* _INPUT FOR THIS TASK_
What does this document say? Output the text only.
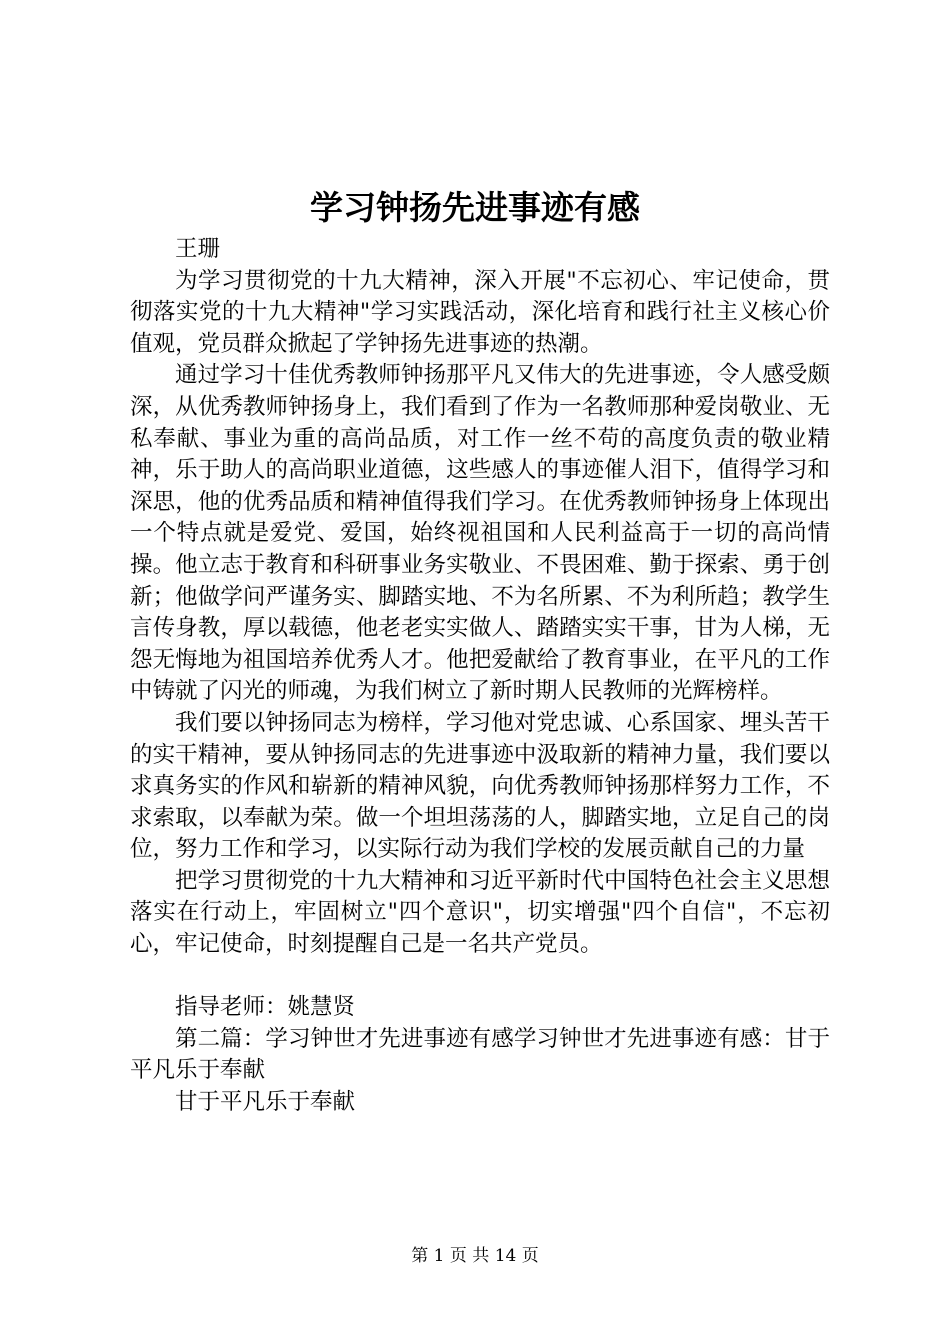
学习钟扬先进事迹有感

王珊

为学习贯彻党的十九大精神，深入开展"不忘初心、牢记使命，贯彻落实党的十九大精神"学习实践活动，深化培育和践行社主义核心价值观，党员群众掀起了学钟扬先进事迹的热潮。

通过学习十佳优秀教师钟扬那平凡又伟大的先进事迹，令人感受颇深，从优秀教师钟扬身上，我们看到了作为一名教师那种爱岗敬业、无私奉献、事业为重的高尚品质，对工作一丝不苟的高度负责的敬业精神，乐于助人的高尚职业道德，这些感人的事迹催人泪下，值得学习和深思，他的优秀品质和精神值得我们学习。在优秀教师钟扬身上体现出一个特点就是爱党、爱国，始终视祖国和人民利益高于一切的高尚情操。他立志于教育和科研事业务实敬业、不畏困难、勤于探索、勇于创新；他做学问严谨务实、脚踏实地、不为名所累、不为利所趋；教学生言传身教，厚以载德，他老老实实做人、踏踏实实干事，甘为人梯，无怨无悔地为祖国培养优秀人才。他把爱献给了教育事业，在平凡的工作中铸就了闪光的师魂，为我们树立了新时期人民教师的光辉榜样。

我们要以钟扬同志为榜样，学习他对党忠诚、心系国家、埋头苦干的实干精神，要从钟扬同志的先进事迹中汲取新的精神力量，我们要以求真务实的作风和崭新的精神风貌，向优秀教师钟扬那样努力工作，不求索取，以奉献为荣。做一个坦坦荡荡的人，脚踏实地，立足自己的岗位，努力工作和学习，以实际行动为我们学校的发展贡献自己的力量

把学习贯彻党的十九大精神和习近平新时代中国特色社会主义思想落实在行动上，牢固树立"四个意识"，切实增强"四个自信"，不忘初心，牢记使命，时刻提醒自己是一名共产党员。

指导老师：姚慧贤

第二篇：学习钟世才先进事迹有感学习钟世才先进事迹有感：甘于平凡乐于奉献

甘于平凡乐于奉献

第 1 页 共 14 页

* _WHAT NEEDS TO BE DONE_
Each entry should be repeated exactly as it appears; the pictures stay out.

* _REPLY TO THE TASK_
What does this document say? Output the text only.
学习钟扬先进事迹有感

王珊

为学习贯彻党的十九大精神，深入开展"不忘初心、牢记使命，贯彻落实党的十九大精神"学习实践活动，深化培育和践行社主义核心价值观，党员群众掀起了学钟扬先进事迹的热潮。

通过学习十佳优秀教师钟扬那平凡又伟大的先进事迹，令人感受颇深，从优秀教师钟扬身上，我们看到了作为一名教师那种爱岗敬业、无私奉献、事业为重的高尚品质，对工作一丝不苟的高度负责的敬业精神，乐于助人的高尚职业道德，这些感人的事迹催人泪下，值得学习和深思，他的优秀品质和精神值得我们学习。在优秀教师钟扬身上体现出一个特点就是爱党、爱国，始终视祖国和人民利益高于一切的高尚情操。他立志于教育和科研事业务实敬业、不畏困难、勤于探索、勇于创新；他做学问严谨务实、脚踏实地、不为名所累、不为利所趋；教学生言传身教，厚以载德，他老老实实做人、踏踏实实干事，甘为人梯，无怨无悔地为祖国培养优秀人才。他把爱献给了教育事业，在平凡的工作中铸就了闪光的师魂，为我们树立了新时期人民教师的光辉榜样。

我们要以钟扬同志为榜样，学习他对党忠诚、心系国家、埋头苦干的实干精神，要从钟扬同志的先进事迹中汲取新的精神力量，我们要以求真务实的作风和崭新的精神风貌，向优秀教师钟扬那样努力工作，不求索取，以奉献为荣。做一个坦坦荡荡的人，脚踏实地，立足自己的岗位，努力工作和学习，以实际行动为我们学校的发展贡献自己的力量

把学习贯彻党的十九大精神和习近平新时代中国特色社会主义思想落实在行动上，牢固树立"四个意识"，切实增强"四个自信"，不忘初心，牢记使命，时刻提醒自己是一名共产党员。

指导老师：姚慧贤

第二篇：学习钟世才先进事迹有感学习钟世才先进事迹有感：甘于平凡乐于奉献

甘于平凡乐于奉献

第 1 页 共 14 页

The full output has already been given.